_What to work on_
Each record is to be printed again precisely as it reads.

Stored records
+---+

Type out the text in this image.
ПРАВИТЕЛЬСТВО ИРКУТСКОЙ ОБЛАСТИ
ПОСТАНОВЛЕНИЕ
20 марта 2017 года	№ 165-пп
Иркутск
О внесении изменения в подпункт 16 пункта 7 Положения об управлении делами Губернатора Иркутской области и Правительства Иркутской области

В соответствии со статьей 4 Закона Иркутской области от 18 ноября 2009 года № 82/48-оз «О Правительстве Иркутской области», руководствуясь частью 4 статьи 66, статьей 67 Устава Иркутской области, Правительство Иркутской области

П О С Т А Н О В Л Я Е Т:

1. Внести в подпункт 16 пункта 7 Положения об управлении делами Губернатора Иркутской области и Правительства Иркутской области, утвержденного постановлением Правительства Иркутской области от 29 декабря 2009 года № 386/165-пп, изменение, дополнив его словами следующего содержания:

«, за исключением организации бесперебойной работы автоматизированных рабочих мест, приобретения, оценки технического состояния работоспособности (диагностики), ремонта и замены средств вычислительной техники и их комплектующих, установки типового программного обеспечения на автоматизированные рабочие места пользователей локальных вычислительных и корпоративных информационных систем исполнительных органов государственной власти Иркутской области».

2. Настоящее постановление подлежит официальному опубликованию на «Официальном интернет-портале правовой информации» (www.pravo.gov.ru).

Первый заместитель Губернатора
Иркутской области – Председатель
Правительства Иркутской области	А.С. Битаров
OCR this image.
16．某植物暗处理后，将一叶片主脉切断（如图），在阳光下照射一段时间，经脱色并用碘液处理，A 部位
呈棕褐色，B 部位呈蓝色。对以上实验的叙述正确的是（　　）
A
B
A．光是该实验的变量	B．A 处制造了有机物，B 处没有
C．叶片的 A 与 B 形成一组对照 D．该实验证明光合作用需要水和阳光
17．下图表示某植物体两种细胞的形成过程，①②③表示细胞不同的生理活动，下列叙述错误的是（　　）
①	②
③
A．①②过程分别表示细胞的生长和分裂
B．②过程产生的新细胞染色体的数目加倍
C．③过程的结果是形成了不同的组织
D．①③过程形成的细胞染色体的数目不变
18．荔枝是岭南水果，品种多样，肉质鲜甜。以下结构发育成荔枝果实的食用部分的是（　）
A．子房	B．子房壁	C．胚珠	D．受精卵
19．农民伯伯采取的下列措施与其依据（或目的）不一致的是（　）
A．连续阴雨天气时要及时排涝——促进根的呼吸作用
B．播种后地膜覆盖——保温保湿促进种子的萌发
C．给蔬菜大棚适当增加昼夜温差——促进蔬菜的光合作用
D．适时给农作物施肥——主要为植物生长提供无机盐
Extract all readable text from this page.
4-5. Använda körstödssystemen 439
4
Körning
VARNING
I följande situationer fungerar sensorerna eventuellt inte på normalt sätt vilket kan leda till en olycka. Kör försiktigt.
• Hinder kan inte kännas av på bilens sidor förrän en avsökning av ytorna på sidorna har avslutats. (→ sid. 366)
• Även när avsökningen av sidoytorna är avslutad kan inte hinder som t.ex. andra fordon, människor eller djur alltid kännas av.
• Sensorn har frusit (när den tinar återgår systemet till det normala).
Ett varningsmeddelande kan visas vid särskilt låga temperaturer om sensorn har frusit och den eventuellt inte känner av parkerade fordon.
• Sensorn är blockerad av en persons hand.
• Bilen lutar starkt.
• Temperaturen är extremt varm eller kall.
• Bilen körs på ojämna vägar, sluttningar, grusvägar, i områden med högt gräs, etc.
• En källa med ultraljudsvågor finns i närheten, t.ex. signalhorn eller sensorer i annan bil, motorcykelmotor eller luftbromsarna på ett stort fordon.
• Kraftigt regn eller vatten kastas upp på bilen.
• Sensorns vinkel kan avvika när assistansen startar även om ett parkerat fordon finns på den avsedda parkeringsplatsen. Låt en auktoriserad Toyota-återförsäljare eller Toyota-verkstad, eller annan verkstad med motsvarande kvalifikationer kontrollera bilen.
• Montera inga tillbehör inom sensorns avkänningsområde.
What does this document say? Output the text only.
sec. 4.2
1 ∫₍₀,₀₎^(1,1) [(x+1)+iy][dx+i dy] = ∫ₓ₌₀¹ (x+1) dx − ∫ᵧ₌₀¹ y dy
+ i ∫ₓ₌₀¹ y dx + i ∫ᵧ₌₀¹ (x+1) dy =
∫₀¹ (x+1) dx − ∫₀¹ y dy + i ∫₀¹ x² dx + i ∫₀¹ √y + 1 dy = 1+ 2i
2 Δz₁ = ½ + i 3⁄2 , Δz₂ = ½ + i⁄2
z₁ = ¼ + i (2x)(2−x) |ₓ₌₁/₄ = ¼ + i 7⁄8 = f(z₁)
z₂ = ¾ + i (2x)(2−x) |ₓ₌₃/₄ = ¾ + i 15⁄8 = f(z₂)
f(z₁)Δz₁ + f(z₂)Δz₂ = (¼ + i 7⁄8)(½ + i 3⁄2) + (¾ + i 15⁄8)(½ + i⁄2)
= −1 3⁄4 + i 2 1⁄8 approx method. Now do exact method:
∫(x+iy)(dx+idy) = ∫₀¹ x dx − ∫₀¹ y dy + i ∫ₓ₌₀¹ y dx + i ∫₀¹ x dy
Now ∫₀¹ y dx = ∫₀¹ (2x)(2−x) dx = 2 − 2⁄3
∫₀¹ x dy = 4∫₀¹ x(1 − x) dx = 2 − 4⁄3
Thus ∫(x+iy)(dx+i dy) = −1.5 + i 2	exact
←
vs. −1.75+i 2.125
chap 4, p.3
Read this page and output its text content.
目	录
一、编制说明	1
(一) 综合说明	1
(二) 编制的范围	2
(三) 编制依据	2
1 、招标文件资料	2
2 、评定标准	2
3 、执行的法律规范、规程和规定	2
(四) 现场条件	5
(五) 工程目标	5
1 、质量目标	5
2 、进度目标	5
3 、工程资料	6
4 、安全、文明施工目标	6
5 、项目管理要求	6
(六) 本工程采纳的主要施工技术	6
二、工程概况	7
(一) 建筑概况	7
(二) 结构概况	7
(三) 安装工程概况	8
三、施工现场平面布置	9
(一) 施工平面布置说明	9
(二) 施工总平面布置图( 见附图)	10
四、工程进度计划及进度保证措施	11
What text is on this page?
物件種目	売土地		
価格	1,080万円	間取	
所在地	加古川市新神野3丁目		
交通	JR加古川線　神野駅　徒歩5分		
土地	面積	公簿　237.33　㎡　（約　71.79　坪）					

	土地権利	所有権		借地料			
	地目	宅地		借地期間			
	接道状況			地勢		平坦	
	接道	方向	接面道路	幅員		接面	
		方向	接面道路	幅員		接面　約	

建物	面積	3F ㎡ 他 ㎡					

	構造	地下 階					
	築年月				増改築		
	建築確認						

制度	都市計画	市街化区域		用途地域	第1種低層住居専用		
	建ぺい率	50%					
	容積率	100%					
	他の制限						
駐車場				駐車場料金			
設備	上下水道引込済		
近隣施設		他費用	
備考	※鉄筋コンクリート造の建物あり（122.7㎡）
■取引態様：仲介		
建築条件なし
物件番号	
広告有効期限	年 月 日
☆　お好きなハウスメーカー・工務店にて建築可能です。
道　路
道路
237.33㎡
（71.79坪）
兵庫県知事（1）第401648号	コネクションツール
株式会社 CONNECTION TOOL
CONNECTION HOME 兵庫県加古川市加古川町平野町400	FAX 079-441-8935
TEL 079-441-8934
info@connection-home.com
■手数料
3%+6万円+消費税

+---+

_Task solution_
Type out the text in this image.
ПРАВИТЕЛЬСТВО ИРКУТСКОЙ ОБЛАСТИ
ПОСТАНОВЛЕНИЕ
20 марта 2017 года	№ 165-пп
Иркутск
О внесении изменения в подпункт 16 пункта 7 Положения об управлении делами Губернатора Иркутской области и Правительства Иркутской области

В соответствии со статьей 4 Закона Иркутской области от 18 ноября 2009 года № 82/48-оз «О Правительстве Иркутской области», руководствуясь частью 4 статьи 66, статьей 67 Устава Иркутской области, Правительство Иркутской области

П О С Т А Н О В Л Я Е Т:

1. Внести в подпункт 16 пункта 7 Положения об управлении делами Губернатора Иркутской области и Правительства Иркутской области, утвержденного постановлением Правительства Иркутской области от 29 декабря 2009 года № 386/165-пп, изменение, дополнив его словами следующего содержания:

«, за исключением организации бесперебойной работы автоматизированных рабочих мест, приобретения, оценки технического состояния работоспособности (диагностики), ремонта и замены средств вычислительной техники и их комплектующих, установки типового программного обеспечения на автоматизированные рабочие места пользователей локальных вычислительных и корпоративных информационных систем исполнительных органов государственной власти Иркутской области».

2. Настоящее постановление подлежит официальному опубликованию на «Официальном интернет-портале правовой информации» (www.pravo.gov.ru).

Первый заместитель Губернатора
Иркутской области – Председатель
Правительства Иркутской области	А.С. Битаров
OCR this image.
16．某植物暗处理后，将一叶片主脉切断（如图），在阳光下照射一段时间，经脱色并用碘液处理，A 部位
呈棕褐色，B 部位呈蓝色。对以上实验的叙述正确的是（　　）
A
B
A．光是该实验的变量	B．A 处制造了有机物，B 处没有
C．叶片的 A 与 B 形成一组对照 D．该实验证明光合作用需要水和阳光
17．下图表示某植物体两种细胞的形成过程，①②③表示细胞不同的生理活动，下列叙述错误的是（　　）
①	②
③
A．①②过程分别表示细胞的生长和分裂
B．②过程产生的新细胞染色体的数目加倍
C．③过程的结果是形成了不同的组织
D．①③过程形成的细胞染色体的数目不变
18．荔枝是岭南水果，品种多样，肉质鲜甜。以下结构发育成荔枝果实的食用部分的是（　）
A．子房	B．子房壁	C．胚珠	D．受精卵
19．农民伯伯采取的下列措施与其依据（或目的）不一致的是（　）
A．连续阴雨天气时要及时排涝——促进根的呼吸作用
B．播种后地膜覆盖——保温保湿促进种子的萌发
C．给蔬菜大棚适当增加昼夜温差——促进蔬菜的光合作用
D．适时给农作物施肥——主要为植物生长提供无机盐
Extract all readable text from this page.
4-5. Använda körstödssystemen 439
4
Körning
VARNING
I följande situationer fungerar sensorerna eventuellt inte på normalt sätt vilket kan leda till en olycka. Kör försiktigt.
• Hinder kan inte kännas av på bilens sidor förrän en avsökning av ytorna på sidorna har avslutats. (→ sid. 366)
• Även när avsökningen av sidoytorna är avslutad kan inte hinder som t.ex. andra fordon, människor eller djur alltid kännas av.
• Sensorn har frusit (när den tinar återgår systemet till det normala).
Ett varningsmeddelande kan visas vid särskilt låga temperaturer om sensorn har frusit och den eventuellt inte känner av parkerade fordon.
• Sensorn är blockerad av en persons hand.
• Bilen lutar starkt.
• Temperaturen är extremt varm eller kall.
• Bilen körs på ojämna vägar, sluttningar, grusvägar, i områden med högt gräs, etc.
• En källa med ultraljudsvågor finns i närheten, t.ex. signalhorn eller sensorer i annan bil, motorcykelmotor eller luftbromsarna på ett stort fordon.
• Kraftigt regn eller vatten kastas upp på bilen.
• Sensorns vinkel kan avvika när assistansen startar även om ett parkerat fordon finns på den avsedda parkeringsplatsen. Låt en auktoriserad Toyota-återförsäljare eller Toyota-verkstad, eller annan verkstad med motsvarande kvalifikationer kontrollera bilen.
• Montera inga tillbehör inom sensorns avkänningsområde.
What does this document say? Output the text only.
sec. 4.2
1 ∫₍₀,₀₎^(1,1) [(x+1)+iy][dx+i dy] = ∫ₓ₌₀¹ (x+1) dx − ∫ᵧ₌₀¹ y dy
+ i ∫ₓ₌₀¹ y dx + i ∫ᵧ₌₀¹ (x+1) dy =
∫₀¹ (x+1) dx − ∫₀¹ y dy + i ∫₀¹ x² dx + i ∫₀¹ √y + 1 dy = 1+ 2i
2 Δz₁ = ½ + i 3⁄2 , Δz₂ = ½ + i⁄2
z₁ = ¼ + i (2x)(2−x) |ₓ₌₁/₄ = ¼ + i 7⁄8 = f(z₁)
z₂ = ¾ + i (2x)(2−x) |ₓ₌₃/₄ = ¾ + i 15⁄8 = f(z₂)
f(z₁)Δz₁ + f(z₂)Δz₂ = (¼ + i 7⁄8)(½ + i 3⁄2) + (¾ + i 15⁄8)(½ + i⁄2)
= −1 3⁄4 + i 2 1⁄8 approx method. Now do exact method:
∫(x+iy)(dx+idy) = ∫₀¹ x dx − ∫₀¹ y dy + i ∫ₓ₌₀¹ y dx + i ∫₀¹ x dy
Now ∫₀¹ y dx = ∫₀¹ (2x)(2−x) dx = 2 − 2⁄3
∫₀¹ x dy = 4∫₀¹ x(1 − x) dx = 2 − 4⁄3
Thus ∫(x+iy)(dx+i dy) = −1.5 + i 2	exact
←
vs. −1.75+i 2.125
chap 4, p.3
Read this page and output its text content.
目	录
一、编制说明	1
(一) 综合说明	1
(二) 编制的范围	2
(三) 编制依据	2
1 、招标文件资料	2
2 、评定标准	2
3 、执行的法律规范、规程和规定	2
(四) 现场条件	5
(五) 工程目标	5
1 、质量目标	5
2 、进度目标	5
3 、工程资料	6
4 、安全、文明施工目标	6
5 、项目管理要求	6
(六) 本工程采纳的主要施工技术	6
二、工程概况	7
(一) 建筑概况	7
(二) 结构概况	7
(三) 安装工程概况	8
三、施工现场平面布置	9
(一) 施工平面布置说明	9
(二) 施工总平面布置图( 见附图)	10
四、工程进度计划及进度保证措施	11
What text is on this page?
物件種目	売土地		
価格	1,080万円	間取	
所在地	加古川市新神野3丁目		
交通	JR加古川線　神野駅　徒歩5分		
土地	面積	公簿　237.33　㎡　（約　71.79　坪）					

	土地権利	所有権		借地料			
	地目	宅地		借地期間			
	接道状況			地勢		平坦	
	接道	方向	接面道路	幅員		接面	
		方向	接面道路	幅員		接面　約	

建物	面積	3F ㎡ 他 ㎡					

	構造	地下 階					
	築年月				増改築		
	建築確認						

制度	都市計画	市街化区域		用途地域	第1種低層住居専用		
	建ぺい率	50%					
	容積率	100%					
	他の制限						
駐車場				駐車場料金			
設備	上下水道引込済		
近隣施設		他費用	
備考	※鉄筋コンクリート造の建物あり（122.7㎡）
■取引態様：仲介		
建築条件なし
物件番号	
広告有効期限	年 月 日
☆　お好きなハウスメーカー・工務店にて建築可能です。
道　路
道路
237.33㎡
（71.79坪）
兵庫県知事（1）第401648号	コネクションツール
株式会社 CONNECTION TOOL
CONNECTION HOME 兵庫県加古川市加古川町平野町400	FAX 079-441-8935
TEL 079-441-8934
info@connection-home.com
■手数料
3%+6万円+消費税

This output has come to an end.